# START OF THE INPUT

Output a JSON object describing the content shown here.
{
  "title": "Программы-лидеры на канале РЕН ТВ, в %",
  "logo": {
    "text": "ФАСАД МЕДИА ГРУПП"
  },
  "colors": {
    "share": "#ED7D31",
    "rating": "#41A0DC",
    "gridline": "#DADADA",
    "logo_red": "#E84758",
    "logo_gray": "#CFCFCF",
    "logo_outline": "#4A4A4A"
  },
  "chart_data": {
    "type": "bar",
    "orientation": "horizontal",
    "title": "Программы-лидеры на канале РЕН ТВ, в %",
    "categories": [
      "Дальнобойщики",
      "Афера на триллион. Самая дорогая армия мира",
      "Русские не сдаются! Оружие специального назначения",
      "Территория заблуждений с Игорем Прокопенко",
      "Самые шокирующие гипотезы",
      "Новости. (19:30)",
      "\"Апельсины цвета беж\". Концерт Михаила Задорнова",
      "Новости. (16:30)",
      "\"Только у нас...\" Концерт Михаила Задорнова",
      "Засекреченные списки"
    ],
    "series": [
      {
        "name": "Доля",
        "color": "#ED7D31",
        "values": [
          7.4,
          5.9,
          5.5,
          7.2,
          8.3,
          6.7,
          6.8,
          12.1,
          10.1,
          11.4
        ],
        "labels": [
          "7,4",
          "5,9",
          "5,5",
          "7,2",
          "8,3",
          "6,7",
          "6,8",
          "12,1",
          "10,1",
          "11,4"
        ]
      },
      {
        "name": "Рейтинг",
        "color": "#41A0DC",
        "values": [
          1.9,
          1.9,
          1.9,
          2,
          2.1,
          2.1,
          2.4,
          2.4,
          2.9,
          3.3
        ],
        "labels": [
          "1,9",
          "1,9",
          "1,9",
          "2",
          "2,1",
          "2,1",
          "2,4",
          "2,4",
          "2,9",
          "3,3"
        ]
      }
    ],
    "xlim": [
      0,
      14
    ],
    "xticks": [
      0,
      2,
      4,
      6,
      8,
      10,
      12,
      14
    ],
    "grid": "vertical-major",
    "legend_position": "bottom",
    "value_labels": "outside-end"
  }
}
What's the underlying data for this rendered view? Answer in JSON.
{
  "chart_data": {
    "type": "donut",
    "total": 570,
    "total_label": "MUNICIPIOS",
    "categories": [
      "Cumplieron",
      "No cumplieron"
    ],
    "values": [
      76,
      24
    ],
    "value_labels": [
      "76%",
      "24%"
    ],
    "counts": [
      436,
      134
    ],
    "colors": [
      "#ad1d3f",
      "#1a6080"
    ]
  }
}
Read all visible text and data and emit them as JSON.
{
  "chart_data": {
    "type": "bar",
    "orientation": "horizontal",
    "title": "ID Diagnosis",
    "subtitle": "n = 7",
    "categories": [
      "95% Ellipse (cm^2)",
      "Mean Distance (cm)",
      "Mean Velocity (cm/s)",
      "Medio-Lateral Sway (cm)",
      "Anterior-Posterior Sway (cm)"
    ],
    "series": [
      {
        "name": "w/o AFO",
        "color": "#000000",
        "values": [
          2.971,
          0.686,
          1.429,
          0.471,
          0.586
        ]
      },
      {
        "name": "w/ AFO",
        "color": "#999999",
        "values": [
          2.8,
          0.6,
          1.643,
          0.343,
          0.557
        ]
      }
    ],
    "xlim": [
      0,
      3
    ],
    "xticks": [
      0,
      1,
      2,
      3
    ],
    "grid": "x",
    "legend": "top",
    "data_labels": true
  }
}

# END OF THE INPUT

DO THIS: The lines to reproduce run from the line containing "What's the underlying" to the end of the listing; write them out exactly and add nothing.

RESULT:
What's the underlying data for this rendered view? Answer in JSON.
{
  "chart_data": {
    "type": "donut",
    "total": 570,
    "total_label": "MUNICIPIOS",
    "categories": [
      "Cumplieron",
      "No cumplieron"
    ],
    "values": [
      76,
      24
    ],
    "value_labels": [
      "76%",
      "24%"
    ],
    "counts": [
      436,
      134
    ],
    "colors": [
      "#ad1d3f",
      "#1a6080"
    ]
  }
}
Read all visible text and data and emit them as JSON.
{
  "chart_data": {
    "type": "bar",
    "orientation": "horizontal",
    "title": "ID Diagnosis",
    "subtitle": "n = 7",
    "categories": [
      "95% Ellipse (cm^2)",
      "Mean Distance (cm)",
      "Mean Velocity (cm/s)",
      "Medio-Lateral Sway (cm)",
      "Anterior-Posterior Sway (cm)"
    ],
    "series": [
      {
        "name": "w/o AFO",
        "color": "#000000",
        "values": [
          2.971,
          0.686,
          1.429,
          0.471,
          0.586
        ]
      },
      {
        "name": "w/ AFO",
        "color": "#999999",
        "values": [
          2.8,
          0.6,
          1.643,
          0.343,
          0.557
        ]
      }
    ],
    "xlim": [
      0,
      3
    ],
    "xticks": [
      0,
      1,
      2,
      3
    ],
    "grid": "x",
    "legend": "top",
    "data_labels": true
  }
}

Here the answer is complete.